TASK STATEMENT: Pick out every line with the word "поточної" and copy it.

Stored data entries
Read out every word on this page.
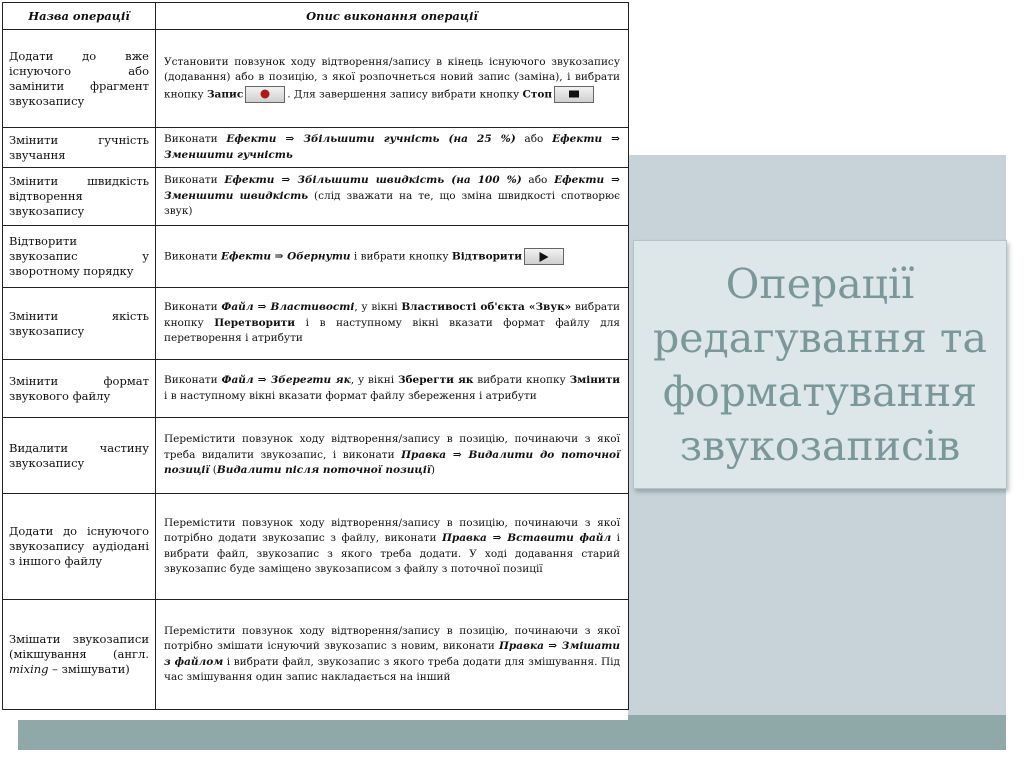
Операції
редагування та
форматування
звукозаписів
Назва операції	Опис виконання операції
Додати до вже існуючого або замінити фрагмент звукозапису	Установити повзунок ходу відтворення/запису в кінець існуючого звукозапису (додавання) або в позицію, з якої розпочнеться новий запис (заміна), і вибрати кнопку Запис . Для завершення запису вибрати кнопку Стоп

Змінити гучність звучання	Виконати Ефекти ⇒ Збільшити гучність (на 25 %) або Ефекти ⇒ Зменшити гучність
Змінити швидкість відтворення звукозапису	Виконати Ефекти ⇒ Збільшити швидкість (на 100 %) або Ефекти ⇒ Зменшити швидкість (слід зважати на те, що зміна швидкості спотворює звук)
Відтворити звукозапис у зворотному порядку	Виконати Ефекти ⇒ Обернути і вибрати кнопку Відтворити

Змінити якість звукозапису	Виконати Файл ⇒ Властивості, у вікні Властивості об'єкта «Звук» вибрати кнопку Перетворити і в наступному вікні вказати формат файлу для перетворення і атрибути
Змінити формат звукового файлу	Виконати Файл ⇒ Зберегти як, у вікні Зберегти як вибрати кнопку Змінити і в наступному вікні вказати формат файлу збереження і атрибути
Видалити частину звукозапису	Перемістити повзунок ходу відтворення/запису в позицію, починаючи з якої треба видалити звукозапис, і виконати Правка ⇒ Видалити до поточної позиції (Видалити після поточної позиції)
Додати до існуючого звукозапису аудіодані з іншого файлу	Перемістити повзунок ходу відтворення/запису в позицію, починаючи з якої потрібно додати звукозапис з файлу, виконати Правка ⇒ Вставити файл і вибрати файл, звукозапис з якого треба додати. У ході додавання старий звукозапис буде заміщено звукозаписом з файлу з поточної позиції
Змішати звукозаписи (мікшування (англ. mixing – змішувати)	Перемістити повзунок ходу відтворення/запису в позицію, починаючи з якої потрібно змішати існуючий звукозапис з новим, виконати Правка ⇒ Змішати з файлом і вибрати файл, звукозапис з якого треба додати для змішування. Під час змішування один запис накладається на інший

SOLUTION TO THIS EXERCISE:
Видалити частину звукозапису	Перемістити повзунок ходу відтворення/запису в позицію, починаючи з якої треба видалити звукозапис, і виконати Правка ⇒ Видалити до поточної позиції (Видалити після поточної позиції)
Додати до існуючого звукозапису аудіодані з іншого файлу	Перемістити повзунок ходу відтворення/запису в позицію, починаючи з якої потрібно додати звукозапис з файлу, виконати Правка ⇒ Вставити файл і вибрати файл, звукозапис з якого треба додати. У ході додавання старий звукозапис буде заміщено звукозаписом з файлу з поточної позиції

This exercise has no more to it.